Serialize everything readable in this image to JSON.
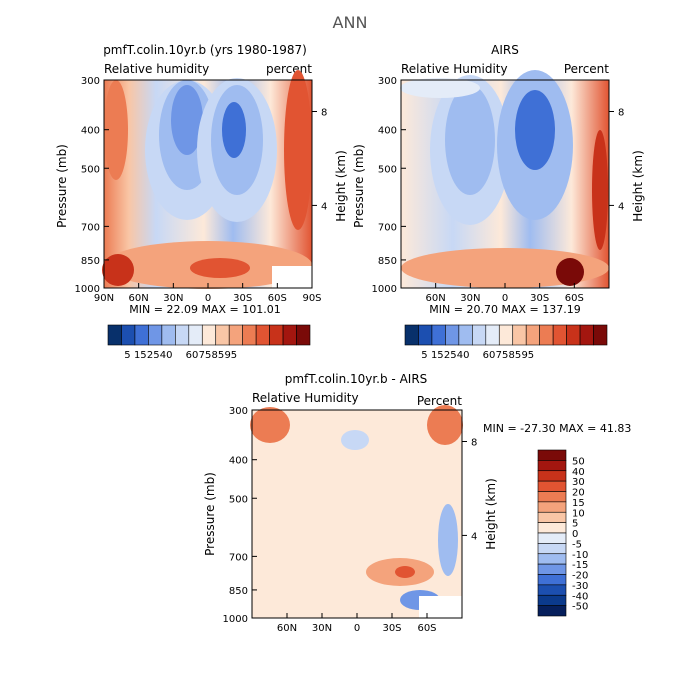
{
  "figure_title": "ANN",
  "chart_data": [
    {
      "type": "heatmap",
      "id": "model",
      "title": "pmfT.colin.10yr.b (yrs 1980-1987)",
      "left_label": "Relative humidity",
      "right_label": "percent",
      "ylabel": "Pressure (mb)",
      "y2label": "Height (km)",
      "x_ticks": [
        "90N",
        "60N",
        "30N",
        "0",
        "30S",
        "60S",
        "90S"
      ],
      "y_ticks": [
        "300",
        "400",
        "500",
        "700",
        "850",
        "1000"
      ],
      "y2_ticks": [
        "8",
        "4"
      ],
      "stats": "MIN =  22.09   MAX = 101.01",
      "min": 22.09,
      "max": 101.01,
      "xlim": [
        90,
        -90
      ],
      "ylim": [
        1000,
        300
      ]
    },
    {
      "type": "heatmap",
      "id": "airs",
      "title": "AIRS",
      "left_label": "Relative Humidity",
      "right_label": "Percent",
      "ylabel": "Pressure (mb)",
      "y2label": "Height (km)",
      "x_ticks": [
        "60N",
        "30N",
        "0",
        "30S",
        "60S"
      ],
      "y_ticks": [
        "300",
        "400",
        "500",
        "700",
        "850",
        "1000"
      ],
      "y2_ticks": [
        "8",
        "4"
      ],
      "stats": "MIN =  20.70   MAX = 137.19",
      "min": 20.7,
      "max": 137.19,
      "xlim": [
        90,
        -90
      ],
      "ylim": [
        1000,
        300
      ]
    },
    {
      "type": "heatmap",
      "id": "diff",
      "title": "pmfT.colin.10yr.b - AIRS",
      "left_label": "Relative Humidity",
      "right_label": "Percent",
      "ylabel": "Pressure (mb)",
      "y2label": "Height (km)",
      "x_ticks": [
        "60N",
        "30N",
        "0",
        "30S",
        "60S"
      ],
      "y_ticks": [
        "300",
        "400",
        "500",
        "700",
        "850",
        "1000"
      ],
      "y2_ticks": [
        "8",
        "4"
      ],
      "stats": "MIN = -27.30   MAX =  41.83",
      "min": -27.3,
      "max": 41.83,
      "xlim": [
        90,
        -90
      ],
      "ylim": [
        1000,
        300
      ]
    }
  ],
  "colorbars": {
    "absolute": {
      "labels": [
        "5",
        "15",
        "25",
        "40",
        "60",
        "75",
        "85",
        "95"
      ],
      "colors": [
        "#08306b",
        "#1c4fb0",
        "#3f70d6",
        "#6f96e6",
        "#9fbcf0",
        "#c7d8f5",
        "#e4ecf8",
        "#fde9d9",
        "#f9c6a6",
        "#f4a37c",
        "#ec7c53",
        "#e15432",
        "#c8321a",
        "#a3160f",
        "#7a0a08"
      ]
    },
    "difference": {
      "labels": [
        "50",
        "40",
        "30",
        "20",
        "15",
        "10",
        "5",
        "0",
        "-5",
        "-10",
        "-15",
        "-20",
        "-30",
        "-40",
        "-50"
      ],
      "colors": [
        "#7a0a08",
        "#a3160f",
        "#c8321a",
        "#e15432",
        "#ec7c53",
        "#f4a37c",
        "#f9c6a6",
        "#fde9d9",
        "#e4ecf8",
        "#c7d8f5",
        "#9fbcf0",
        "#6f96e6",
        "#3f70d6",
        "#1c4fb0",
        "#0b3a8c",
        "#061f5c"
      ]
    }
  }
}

● DIRECTIONS:
Copy every line of the records above that contains "colin".

● WRITTEN SOLUTION:
      "title": "pmfT.colin.10yr.b (yrs 1980-1987)",
      "title": "pmfT.colin.10yr.b - AIRS",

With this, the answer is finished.